- _Trecho selecionado_

------------------------------------------------------------

Golpe: segunda tentativa
A catarse coletiva em torno da morte dramática de Getúlio esfriara o clima de golpe e, acreditam historiadores, influenciou na vitória da chapa de Juscelino Kubistchek, presidente, e João Goulart, vice, em 1955. A chapa, que concorreu com a UDN, representava uma ameaça para a direita tanto pelos ideais desenvolvimentistas e pelo apoio da esquerda à JK, quanto pela presença de Goulart, que carregava não apenas a memória de Getúlio, mas também seu partido, o antigo PTB (Partido Trabalhista Brasileiro), e sua afinidade com a classe trabalhadora. Por isso, em setembro de 1955, a UDN tentou manobrar, apresentando uma emenda constitucional que exigia maioria absoluta para a presidência, algo que não era previsto na época.
Coube a Nereu Ramos, então vice-presidente do Senado, decretar estado de sítio para, através de uma articulação do general Henrique Texeira Lott, garantir a posse dos eleitos. Com isso os udenistas passaram a defender abertamente um golpe militar.
Autogolpe: terceira tentativa
Somente com a eleição de Jânio Quadros, em 1960, a UDN aproximou-se do poder. Ex-governador de São Paulo, Quadros, que era do PTN (Partido Trabalhista Nacional), venceu com apoio dos udenistas após uma campanha demagógica e com um discurso contra a “velha política”.
Mas a vitória do vice da chapa opositora (a eleição para vice era separada) mantinha acesa a ameaça para as classes dominantes. O mesmo João Goulart de 1954 e 1955 continuou na vice presidência, obtendo, na eleição de 1960, uma votação mais expressiva que a do presidente eleito.
A intenção de um golpe que estabelecesse a ditadura no Brasil pesava no ar e Jânio aproveitou-se da desconfiança que Jango causava para tentar fazer com que o golpe fosse dado em seu benefício, renunciando à presidência em 25 de agosto de 1961.

------------------------------------------------------------

- _Exercício proposto 1_
Segundo o trecho sobre as tentativas de golpe, em que data Jânio Quadros renunciou à presidência?
- _Exercício proposto 2_
Liste todos os partidos políticos citados no trecho sobre as tentativas de golpe.
- _Exercício proposto 3_
Transcreva do trecho sobre as tentativas de golpe a passagem que vai de "Autogolpe: terceira tentativa" até "agosto de 1961.", inclusive.

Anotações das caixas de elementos

------------------------------------------------------------

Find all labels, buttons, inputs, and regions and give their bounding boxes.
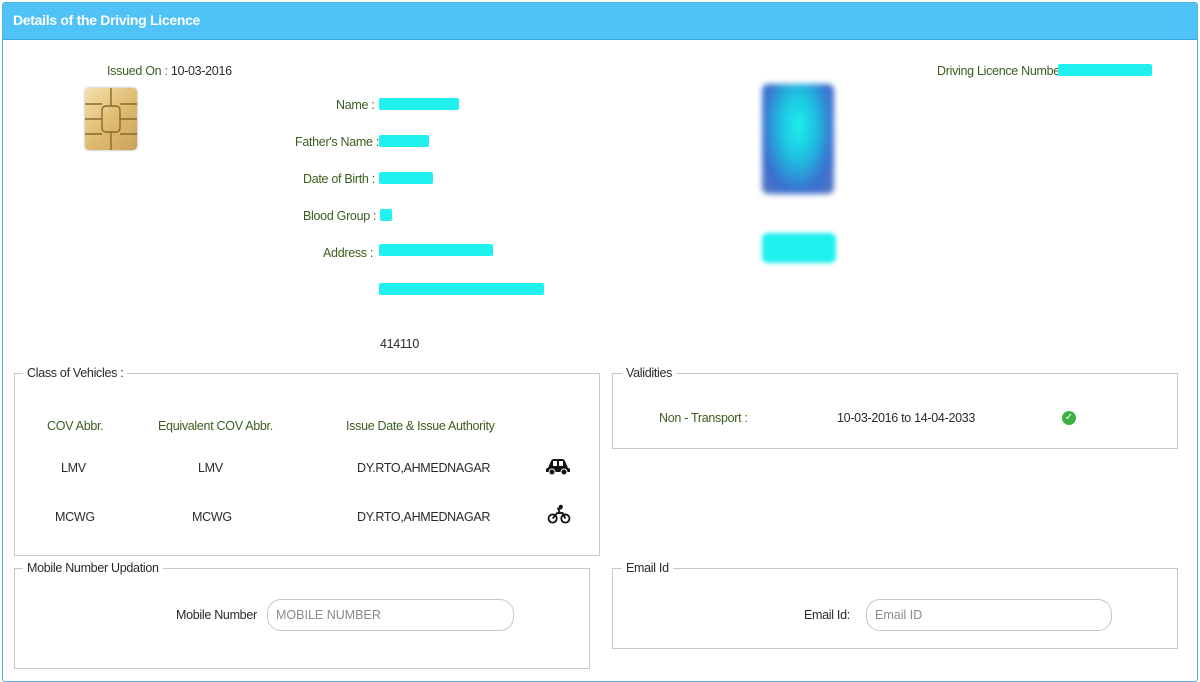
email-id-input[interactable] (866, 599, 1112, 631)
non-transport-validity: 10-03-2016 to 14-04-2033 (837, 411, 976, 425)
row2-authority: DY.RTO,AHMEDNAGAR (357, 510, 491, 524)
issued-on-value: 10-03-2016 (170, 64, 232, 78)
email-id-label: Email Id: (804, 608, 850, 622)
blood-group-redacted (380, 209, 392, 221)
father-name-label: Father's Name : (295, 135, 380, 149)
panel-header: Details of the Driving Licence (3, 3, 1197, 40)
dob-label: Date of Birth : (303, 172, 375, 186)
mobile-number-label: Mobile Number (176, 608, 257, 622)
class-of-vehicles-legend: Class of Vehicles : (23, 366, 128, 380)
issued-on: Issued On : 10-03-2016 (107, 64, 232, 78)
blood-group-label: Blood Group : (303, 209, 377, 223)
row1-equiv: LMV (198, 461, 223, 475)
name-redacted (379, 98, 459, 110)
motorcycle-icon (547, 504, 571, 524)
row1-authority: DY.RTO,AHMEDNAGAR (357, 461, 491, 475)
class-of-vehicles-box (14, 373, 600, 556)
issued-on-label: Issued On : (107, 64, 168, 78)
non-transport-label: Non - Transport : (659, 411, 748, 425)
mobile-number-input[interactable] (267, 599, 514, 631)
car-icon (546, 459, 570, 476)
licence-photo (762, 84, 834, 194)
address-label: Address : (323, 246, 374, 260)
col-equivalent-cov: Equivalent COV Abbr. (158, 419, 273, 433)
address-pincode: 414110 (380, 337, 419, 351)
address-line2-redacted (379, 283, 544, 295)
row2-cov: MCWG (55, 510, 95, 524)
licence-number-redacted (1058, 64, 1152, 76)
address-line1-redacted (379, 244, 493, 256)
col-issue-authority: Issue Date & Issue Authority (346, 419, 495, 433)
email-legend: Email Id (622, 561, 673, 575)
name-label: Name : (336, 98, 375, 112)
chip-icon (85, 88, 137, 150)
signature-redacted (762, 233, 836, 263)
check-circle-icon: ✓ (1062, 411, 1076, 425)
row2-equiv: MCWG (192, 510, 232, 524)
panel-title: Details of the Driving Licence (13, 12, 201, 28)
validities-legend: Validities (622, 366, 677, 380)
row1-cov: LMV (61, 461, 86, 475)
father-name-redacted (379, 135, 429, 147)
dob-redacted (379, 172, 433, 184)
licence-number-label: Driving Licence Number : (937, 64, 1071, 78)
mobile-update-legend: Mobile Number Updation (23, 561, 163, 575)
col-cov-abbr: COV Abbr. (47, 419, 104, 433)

------------------------------------------------------------

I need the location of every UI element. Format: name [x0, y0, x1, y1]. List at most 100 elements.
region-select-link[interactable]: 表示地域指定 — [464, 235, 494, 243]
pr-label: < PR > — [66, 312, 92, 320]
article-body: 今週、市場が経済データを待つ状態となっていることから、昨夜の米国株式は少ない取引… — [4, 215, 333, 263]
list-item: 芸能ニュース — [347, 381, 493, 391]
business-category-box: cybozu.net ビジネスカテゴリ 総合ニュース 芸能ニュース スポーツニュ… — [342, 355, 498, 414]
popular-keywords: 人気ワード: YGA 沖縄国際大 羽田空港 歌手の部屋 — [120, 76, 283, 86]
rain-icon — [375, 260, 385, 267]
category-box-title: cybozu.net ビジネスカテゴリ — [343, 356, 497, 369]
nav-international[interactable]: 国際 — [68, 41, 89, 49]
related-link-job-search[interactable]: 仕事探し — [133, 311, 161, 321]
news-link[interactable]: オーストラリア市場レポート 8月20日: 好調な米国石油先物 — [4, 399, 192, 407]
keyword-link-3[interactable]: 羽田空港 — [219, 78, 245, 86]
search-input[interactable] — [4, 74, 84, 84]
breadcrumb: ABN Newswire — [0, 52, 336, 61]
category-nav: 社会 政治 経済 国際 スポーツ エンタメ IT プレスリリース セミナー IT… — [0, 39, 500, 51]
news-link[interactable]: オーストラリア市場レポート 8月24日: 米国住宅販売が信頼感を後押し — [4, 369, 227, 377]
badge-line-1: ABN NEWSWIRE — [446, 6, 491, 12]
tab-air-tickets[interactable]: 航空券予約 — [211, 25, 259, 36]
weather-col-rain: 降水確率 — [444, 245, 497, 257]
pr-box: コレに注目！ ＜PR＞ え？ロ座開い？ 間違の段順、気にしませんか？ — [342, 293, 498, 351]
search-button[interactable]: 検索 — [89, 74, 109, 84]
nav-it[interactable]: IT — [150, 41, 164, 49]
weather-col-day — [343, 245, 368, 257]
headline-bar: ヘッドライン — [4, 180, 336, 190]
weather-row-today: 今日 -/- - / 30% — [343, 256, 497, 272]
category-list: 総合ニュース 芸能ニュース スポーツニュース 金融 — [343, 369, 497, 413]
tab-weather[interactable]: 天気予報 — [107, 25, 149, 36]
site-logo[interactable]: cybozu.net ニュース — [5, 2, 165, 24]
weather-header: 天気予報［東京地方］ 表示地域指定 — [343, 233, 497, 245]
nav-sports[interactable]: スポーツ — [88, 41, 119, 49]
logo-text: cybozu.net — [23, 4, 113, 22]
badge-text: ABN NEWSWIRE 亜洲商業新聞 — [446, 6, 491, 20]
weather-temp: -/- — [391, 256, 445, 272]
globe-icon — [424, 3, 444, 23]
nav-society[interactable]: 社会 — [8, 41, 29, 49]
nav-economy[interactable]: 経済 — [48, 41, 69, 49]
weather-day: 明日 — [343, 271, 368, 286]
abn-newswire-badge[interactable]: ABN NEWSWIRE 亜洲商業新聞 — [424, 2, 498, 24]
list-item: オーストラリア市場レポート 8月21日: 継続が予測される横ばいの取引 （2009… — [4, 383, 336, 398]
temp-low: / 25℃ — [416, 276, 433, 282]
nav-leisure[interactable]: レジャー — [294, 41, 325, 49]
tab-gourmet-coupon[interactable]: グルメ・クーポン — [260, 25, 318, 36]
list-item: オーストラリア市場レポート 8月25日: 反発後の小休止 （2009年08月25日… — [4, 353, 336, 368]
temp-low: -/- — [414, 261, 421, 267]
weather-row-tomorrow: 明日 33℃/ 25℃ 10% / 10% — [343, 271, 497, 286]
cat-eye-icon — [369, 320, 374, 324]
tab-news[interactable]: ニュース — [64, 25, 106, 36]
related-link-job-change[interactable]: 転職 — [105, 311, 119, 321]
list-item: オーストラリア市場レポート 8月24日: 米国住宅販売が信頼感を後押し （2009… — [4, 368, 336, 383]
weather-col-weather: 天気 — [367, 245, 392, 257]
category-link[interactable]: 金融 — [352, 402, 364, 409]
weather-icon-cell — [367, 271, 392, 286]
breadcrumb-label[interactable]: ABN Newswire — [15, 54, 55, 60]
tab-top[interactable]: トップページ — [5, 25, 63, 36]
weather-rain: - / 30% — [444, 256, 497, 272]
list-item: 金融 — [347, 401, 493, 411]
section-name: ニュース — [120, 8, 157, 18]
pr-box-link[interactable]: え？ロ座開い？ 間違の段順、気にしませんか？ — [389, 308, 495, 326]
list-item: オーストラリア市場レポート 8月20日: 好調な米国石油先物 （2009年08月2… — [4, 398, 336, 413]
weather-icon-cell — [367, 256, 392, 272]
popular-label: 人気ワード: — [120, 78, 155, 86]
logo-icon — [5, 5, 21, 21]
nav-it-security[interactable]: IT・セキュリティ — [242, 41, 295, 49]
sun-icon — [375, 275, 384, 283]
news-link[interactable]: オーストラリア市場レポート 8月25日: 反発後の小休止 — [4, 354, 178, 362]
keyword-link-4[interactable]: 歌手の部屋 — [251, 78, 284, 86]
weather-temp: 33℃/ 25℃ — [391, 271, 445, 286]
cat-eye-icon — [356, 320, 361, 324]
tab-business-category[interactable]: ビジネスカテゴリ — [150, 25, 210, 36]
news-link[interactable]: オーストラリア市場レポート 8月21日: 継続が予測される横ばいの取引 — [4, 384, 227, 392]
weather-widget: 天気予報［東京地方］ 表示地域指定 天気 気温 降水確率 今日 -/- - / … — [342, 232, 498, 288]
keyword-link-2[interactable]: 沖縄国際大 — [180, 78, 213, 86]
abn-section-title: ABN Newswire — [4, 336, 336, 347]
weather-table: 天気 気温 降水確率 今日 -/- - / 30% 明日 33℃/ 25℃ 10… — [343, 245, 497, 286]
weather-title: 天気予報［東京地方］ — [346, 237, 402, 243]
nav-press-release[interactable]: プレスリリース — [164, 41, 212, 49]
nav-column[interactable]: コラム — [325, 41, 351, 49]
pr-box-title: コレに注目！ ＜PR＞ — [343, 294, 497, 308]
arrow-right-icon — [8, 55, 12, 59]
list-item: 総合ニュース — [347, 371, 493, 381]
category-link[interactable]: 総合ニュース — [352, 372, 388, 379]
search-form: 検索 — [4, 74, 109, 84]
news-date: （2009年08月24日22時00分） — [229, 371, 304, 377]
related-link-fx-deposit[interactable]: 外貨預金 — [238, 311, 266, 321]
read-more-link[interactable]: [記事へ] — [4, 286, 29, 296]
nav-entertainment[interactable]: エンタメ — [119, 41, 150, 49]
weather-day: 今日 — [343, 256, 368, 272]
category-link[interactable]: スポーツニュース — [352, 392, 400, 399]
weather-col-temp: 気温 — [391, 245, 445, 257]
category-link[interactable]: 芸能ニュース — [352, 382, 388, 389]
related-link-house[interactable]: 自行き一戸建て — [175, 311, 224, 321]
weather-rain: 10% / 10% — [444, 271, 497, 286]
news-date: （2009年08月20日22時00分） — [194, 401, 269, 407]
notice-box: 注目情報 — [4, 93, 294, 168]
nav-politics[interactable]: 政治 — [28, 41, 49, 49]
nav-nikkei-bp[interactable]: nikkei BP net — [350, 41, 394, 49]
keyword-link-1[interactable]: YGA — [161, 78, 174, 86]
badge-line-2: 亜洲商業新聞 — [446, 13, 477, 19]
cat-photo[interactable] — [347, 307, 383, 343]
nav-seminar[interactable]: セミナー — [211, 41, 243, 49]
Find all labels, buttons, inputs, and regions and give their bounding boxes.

------------------------------------------------------------

- _Resultado da tarefa 1_
Em 25 de agosto de 1961.

- _Resultado da tarefa 2_
UDN; PTB (Partido Trabalhista Brasileiro); PTN (Partido Trabalhista Nacional).

- _Resultado da tarefa 3_
Autogolpe: terceira tentativa
Somente com a eleição de Jânio Quadros, em 1960, a UDN aproximou-se do poder. Ex-governador de São Paulo, Quadros, que era do PTN (Partido Trabalhista Nacional), venceu com apoio dos udenistas após uma campanha demagógica e com um discurso contra a “velha política”.
Mas a vitória do vice da chapa opositora (a eleição para vice era separada) mantinha acesa a ameaça para as classes dominantes. O mesmo João Goulart de 1954 e 1955 continuou na vice presidência, obtendo, na eleição de 1960, uma votação mais expressiva que a do presidente eleito.
A intenção de um golpe que estabelecesse a ditadura no Brasil pesava no ar e Jânio aproveitou-se da desconfiança que Jango causava para tentar fazer com que o golpe fosse dado em seu benefício, renunciando à presidência em 25 de agosto de 1961.